§ **EXERCISE DIRECTIONS**
Pull out every line below that holds the word "must".

Saved entries
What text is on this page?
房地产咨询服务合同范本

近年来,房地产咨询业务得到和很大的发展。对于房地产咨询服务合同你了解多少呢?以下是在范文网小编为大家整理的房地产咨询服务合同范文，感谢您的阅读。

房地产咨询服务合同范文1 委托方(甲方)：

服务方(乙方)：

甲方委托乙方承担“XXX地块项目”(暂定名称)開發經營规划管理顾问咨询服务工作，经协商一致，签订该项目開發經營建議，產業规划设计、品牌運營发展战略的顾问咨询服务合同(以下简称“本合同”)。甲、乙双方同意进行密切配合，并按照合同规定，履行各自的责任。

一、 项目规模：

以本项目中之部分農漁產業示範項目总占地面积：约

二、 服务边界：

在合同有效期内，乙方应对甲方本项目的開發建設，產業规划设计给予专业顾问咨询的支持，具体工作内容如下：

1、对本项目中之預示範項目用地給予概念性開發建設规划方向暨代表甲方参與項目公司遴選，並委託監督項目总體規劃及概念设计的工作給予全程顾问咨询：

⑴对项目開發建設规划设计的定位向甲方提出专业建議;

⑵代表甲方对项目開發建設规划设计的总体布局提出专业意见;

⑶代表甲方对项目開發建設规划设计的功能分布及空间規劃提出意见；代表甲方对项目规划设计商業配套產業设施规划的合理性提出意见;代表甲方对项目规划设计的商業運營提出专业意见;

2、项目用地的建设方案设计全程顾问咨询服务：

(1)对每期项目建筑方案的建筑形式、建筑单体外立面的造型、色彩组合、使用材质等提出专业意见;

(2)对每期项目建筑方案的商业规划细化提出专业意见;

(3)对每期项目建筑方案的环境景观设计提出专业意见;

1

---

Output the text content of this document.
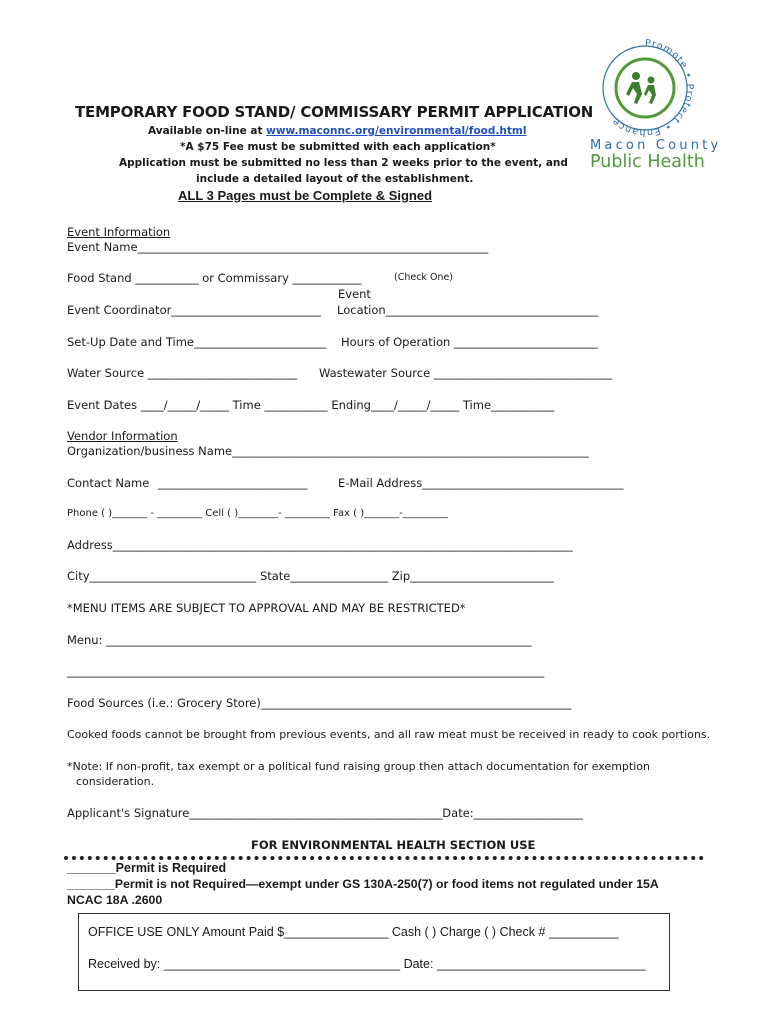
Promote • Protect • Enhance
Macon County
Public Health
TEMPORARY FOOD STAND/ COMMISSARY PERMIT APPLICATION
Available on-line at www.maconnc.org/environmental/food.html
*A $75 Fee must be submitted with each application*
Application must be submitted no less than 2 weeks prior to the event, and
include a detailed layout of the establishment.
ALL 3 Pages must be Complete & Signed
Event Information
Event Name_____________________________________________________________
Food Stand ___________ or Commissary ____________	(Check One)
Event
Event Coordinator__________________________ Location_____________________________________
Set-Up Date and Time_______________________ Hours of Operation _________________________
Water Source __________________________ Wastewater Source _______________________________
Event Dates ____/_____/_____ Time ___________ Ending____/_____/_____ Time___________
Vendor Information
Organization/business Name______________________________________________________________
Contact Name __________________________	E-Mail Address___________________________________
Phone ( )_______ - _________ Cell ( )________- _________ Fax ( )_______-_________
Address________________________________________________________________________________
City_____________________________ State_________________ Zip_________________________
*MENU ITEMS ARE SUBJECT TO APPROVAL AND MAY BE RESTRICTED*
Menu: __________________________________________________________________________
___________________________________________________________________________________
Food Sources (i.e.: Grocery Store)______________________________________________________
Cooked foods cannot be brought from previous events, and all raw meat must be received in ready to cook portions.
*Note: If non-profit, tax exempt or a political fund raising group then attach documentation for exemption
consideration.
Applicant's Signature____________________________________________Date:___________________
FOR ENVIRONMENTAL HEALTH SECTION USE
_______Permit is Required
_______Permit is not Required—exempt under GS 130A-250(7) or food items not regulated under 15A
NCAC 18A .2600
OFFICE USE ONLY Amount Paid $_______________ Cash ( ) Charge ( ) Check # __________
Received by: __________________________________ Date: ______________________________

§ **THE SOLUTION**
*A $75 Fee must be submitted with each application*
Application must be submitted no less than 2 weeks prior to the event, and
ALL 3 Pages must be Complete & Signed
Cooked foods cannot be brought from previous events, and all raw meat must be received in ready to cook portions.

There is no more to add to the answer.